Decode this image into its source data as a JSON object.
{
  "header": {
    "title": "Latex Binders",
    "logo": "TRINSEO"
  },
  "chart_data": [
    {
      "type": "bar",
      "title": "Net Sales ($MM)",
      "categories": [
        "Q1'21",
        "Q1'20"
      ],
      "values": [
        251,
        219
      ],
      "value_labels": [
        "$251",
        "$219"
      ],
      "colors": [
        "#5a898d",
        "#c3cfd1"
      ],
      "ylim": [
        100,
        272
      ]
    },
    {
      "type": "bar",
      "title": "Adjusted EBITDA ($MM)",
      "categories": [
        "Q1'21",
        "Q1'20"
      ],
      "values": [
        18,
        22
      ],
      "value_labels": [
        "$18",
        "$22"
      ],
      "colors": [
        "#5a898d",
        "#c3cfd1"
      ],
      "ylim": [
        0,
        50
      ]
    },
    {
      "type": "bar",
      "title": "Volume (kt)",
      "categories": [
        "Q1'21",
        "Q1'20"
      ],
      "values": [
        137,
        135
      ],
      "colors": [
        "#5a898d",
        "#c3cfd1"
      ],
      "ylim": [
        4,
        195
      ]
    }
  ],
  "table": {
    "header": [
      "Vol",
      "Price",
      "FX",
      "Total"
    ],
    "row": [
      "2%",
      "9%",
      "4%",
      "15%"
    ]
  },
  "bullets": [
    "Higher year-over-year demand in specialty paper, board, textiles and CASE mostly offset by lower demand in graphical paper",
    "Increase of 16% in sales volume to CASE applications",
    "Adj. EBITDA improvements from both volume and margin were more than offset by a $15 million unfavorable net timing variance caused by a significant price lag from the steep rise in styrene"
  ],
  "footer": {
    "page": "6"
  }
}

* **INSTRUCTIONS FOR THE TASK**
Repeat the entries above exactly, leaving nothing out.

* **EXERCISE RESULT**
Decode this image into its source data as a JSON object.
{
  "header": {
    "title": "Latex Binders",
    "logo": "TRINSEO"
  },
  "chart_data": [
    {
      "type": "bar",
      "title": "Net Sales ($MM)",
      "categories": [
        "Q1'21",
        "Q1'20"
      ],
      "values": [
        251,
        219
      ],
      "value_labels": [
        "$251",
        "$219"
      ],
      "colors": [
        "#5a898d",
        "#c3cfd1"
      ],
      "ylim": [
        100,
        272
      ]
    },
    {
      "type": "bar",
      "title": "Adjusted EBITDA ($MM)",
      "categories": [
        "Q1'21",
        "Q1'20"
      ],
      "values": [
        18,
        22
      ],
      "value_labels": [
        "$18",
        "$22"
      ],
      "colors": [
        "#5a898d",
        "#c3cfd1"
      ],
      "ylim": [
        0,
        50
      ]
    },
    {
      "type": "bar",
      "title": "Volume (kt)",
      "categories": [
        "Q1'21",
        "Q1'20"
      ],
      "values": [
        137,
        135
      ],
      "colors": [
        "#5a898d",
        "#c3cfd1"
      ],
      "ylim": [
        4,
        195
      ]
    }
  ],
  "table": {
    "header": [
      "Vol",
      "Price",
      "FX",
      "Total"
    ],
    "row": [
      "2%",
      "9%",
      "4%",
      "15%"
    ]
  },
  "bullets": [
    "Higher year-over-year demand in specialty paper, board, textiles and CASE mostly offset by lower demand in graphical paper",
    "Increase of 16% in sales volume to CASE applications",
    "Adj. EBITDA improvements from both volume and margin were more than offset by a $15 million unfavorable net timing variance caused by a significant price lag from the steep rise in styrene"
  ],
  "footer": {
    "page": "6"
  }
}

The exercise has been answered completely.